Find the lines with the string "bilovicens" and return them.
☆ ☆ ☆ ☆ ☆
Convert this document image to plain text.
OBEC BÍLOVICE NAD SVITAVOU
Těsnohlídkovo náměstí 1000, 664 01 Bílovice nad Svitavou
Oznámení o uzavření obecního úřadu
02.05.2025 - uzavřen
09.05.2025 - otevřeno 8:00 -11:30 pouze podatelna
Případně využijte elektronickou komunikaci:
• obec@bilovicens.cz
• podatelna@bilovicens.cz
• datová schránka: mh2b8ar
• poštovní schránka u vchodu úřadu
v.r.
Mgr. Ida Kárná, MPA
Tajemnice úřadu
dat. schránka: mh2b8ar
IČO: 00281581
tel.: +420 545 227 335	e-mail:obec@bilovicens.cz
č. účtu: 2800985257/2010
☆ ☆ ☆ ☆ ☆
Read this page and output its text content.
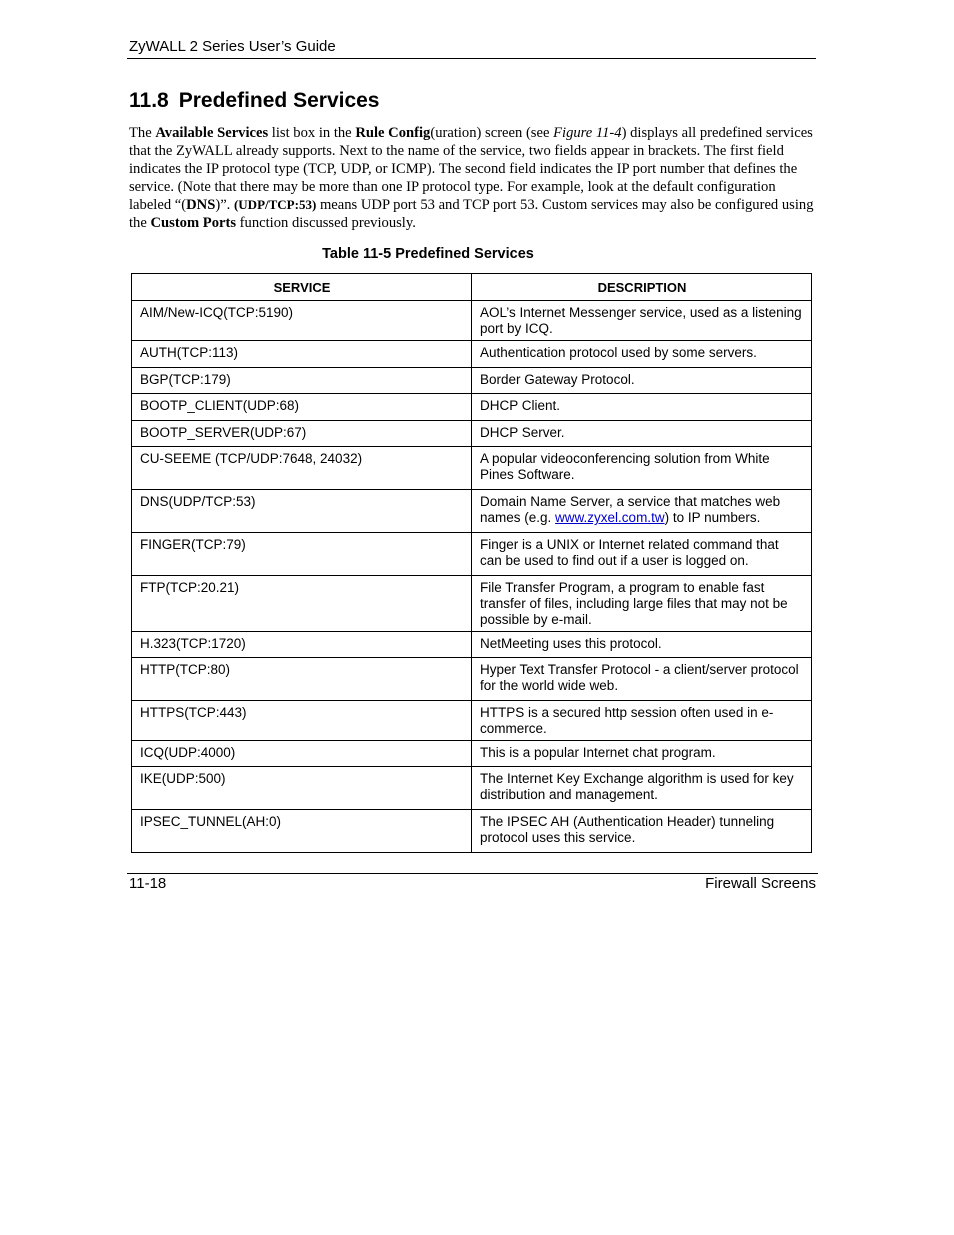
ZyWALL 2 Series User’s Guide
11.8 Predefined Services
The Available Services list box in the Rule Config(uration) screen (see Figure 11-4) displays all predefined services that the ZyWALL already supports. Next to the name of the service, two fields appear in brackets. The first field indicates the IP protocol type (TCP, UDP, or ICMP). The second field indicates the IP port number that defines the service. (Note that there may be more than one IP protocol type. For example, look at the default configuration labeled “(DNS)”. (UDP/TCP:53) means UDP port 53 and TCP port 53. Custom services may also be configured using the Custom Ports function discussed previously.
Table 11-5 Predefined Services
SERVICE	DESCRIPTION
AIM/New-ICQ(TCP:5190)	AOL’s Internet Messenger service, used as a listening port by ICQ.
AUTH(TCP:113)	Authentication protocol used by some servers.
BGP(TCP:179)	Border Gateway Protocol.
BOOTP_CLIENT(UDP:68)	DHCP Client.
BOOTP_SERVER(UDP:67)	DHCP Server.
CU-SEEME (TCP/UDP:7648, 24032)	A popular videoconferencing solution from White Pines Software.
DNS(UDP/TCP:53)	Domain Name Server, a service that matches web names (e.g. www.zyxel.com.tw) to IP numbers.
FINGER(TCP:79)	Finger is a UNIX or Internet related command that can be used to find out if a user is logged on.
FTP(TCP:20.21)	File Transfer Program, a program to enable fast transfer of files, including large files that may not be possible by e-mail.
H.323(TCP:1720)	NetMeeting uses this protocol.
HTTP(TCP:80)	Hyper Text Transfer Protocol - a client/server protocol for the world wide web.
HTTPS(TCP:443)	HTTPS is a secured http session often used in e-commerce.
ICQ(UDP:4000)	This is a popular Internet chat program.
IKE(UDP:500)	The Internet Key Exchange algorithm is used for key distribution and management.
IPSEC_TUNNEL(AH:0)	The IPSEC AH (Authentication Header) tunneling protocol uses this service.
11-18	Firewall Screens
☆ ☆ ☆ ☆ ☆
■ **Final result**
• obec@bilovicens.cz
• podatelna@bilovicens.cz
tel.: +420 545 227 335	e-mail:obec@bilovicens.cz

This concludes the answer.